Passage:
╭──
At the Montréal headquarters of the National Film Board, Robert Forget is supervising the development of a Web site catalogue of all 9,000 titles in the NFB's collection. At the moment it is an experimental, internal site but eventually, subject to budget cutbacks, it will be completed and made available to the public via the Internet.

Each entry will include the usual technical information: length, date of production, synopsis, credits, category, series, etc. Some of this material will be crossed-linked to other films by the same director, or other films on the same topic. In addition to text-based data, each initial page of information will display a colour still from the film, and upon scrolling through the file, the user can see a nine-frame "storyboard" of the film. Like Mercure, the NFB is planning for the world of fibre optics and video servers. As the storyboard stills are being selected for digitization, the time code for 30-second and three-minute clips are being recorded. When it is practical to digitize the 525 hours of material that these clips represent, the NFB will add them to the database.

As well as being a valuable, Canadian, cultural resource the site will have a commercial use as well. Using online forms the NFB's clients will be able to select and order videocassettes.
╰──
Page layout parsing data:
╭──
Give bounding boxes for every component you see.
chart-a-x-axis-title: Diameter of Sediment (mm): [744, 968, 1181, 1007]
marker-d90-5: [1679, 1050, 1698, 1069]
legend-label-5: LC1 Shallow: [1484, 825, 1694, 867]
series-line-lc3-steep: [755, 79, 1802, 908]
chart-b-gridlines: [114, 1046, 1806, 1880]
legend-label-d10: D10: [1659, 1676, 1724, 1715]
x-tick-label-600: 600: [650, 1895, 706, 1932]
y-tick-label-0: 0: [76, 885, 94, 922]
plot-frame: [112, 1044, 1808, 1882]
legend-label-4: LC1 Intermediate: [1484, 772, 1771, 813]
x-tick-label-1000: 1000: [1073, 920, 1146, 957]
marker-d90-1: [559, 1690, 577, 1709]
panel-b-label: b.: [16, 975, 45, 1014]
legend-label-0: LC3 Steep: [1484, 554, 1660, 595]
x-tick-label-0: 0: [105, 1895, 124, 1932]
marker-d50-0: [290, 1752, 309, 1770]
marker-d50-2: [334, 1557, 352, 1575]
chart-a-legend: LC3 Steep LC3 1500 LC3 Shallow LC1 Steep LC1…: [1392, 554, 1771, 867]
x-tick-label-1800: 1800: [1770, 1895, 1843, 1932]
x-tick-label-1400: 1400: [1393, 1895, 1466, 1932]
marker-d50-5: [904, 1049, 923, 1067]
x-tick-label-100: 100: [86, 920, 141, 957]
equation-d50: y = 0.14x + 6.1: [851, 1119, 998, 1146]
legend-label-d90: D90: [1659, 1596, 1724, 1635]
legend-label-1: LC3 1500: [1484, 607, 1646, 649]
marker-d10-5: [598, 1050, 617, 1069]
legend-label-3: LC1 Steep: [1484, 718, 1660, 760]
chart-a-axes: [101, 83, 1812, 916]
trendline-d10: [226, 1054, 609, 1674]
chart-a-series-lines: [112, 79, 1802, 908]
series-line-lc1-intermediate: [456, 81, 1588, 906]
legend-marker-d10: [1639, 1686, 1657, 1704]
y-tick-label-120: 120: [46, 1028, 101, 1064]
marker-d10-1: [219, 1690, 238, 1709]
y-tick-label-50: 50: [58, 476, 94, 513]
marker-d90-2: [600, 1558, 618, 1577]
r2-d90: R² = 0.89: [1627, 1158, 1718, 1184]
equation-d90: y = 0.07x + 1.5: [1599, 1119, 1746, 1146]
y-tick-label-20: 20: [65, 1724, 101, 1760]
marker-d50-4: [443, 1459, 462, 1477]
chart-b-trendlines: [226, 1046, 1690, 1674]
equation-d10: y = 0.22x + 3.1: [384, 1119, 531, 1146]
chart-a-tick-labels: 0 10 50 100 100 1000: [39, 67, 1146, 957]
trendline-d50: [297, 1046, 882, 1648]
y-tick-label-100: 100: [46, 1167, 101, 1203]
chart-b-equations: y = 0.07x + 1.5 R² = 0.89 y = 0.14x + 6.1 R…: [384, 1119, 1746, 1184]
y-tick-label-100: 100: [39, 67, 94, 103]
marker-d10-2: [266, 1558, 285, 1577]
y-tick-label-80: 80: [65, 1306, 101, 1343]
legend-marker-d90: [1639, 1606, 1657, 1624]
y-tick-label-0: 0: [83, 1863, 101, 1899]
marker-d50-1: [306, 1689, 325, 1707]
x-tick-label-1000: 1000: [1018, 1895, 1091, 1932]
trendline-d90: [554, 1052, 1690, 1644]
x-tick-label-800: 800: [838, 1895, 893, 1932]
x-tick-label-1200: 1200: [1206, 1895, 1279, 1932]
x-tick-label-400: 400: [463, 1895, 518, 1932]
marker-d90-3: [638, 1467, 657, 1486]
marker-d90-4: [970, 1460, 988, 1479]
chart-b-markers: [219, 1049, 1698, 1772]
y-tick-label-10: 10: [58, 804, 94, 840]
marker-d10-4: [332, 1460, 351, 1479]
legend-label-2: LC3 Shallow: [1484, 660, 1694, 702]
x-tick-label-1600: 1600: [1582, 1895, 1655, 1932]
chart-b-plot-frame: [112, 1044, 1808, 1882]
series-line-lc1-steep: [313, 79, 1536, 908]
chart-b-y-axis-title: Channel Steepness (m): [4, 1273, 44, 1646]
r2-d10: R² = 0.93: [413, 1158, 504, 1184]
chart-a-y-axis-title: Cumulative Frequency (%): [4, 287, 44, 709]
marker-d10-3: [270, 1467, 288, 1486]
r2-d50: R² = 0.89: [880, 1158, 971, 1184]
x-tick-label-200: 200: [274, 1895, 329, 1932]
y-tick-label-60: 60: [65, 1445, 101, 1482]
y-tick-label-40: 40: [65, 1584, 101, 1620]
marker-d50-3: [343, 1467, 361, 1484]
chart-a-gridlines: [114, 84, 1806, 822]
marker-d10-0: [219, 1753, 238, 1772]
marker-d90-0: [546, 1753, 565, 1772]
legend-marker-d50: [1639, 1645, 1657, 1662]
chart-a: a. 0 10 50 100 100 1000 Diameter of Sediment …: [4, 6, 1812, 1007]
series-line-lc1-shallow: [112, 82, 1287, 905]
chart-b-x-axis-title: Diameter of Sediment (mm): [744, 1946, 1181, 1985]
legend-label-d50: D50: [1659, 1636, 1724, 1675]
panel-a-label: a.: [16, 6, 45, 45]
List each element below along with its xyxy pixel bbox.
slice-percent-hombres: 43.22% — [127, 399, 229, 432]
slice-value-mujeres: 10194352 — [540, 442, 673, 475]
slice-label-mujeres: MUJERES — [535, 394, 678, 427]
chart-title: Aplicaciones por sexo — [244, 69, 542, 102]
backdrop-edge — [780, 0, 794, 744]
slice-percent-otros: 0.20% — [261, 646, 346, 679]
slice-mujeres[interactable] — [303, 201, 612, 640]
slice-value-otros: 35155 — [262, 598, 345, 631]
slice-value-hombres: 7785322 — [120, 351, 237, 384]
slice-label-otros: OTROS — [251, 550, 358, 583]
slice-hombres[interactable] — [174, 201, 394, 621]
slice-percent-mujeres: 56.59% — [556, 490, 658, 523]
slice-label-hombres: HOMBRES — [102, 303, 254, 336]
╰──
What to work on:
- A) From the NFB catalogue passage, return the stretch from "Each entry will" through "to the database." word for word.
- B) Please list each item the NFB catalogue passage names as part of the usual technical information in every entry.

Results by task:
- A)
Each entry will include the usual technical information: length, date of production, synopsis, credits, category, series, etc. Some of this material will be crossed-linked to other films by the same director, or other films on the same topic. In addition to text-based data, each initial page of information will display a colour still from the film, and upon scrolling through the file, the user can see a nine-frame "storyboard" of the film. Like Mercure, the NFB is planning for the world of fibre optics and video servers. As the storyboard stills are being selected for digitization, the time code for 30-second and three-minute clips are being recorded. When it is practical to digitize the 525 hours of material that these clips represent, the NFB will add them to the database.

- B) length, date of production, synopsis, credits, category, series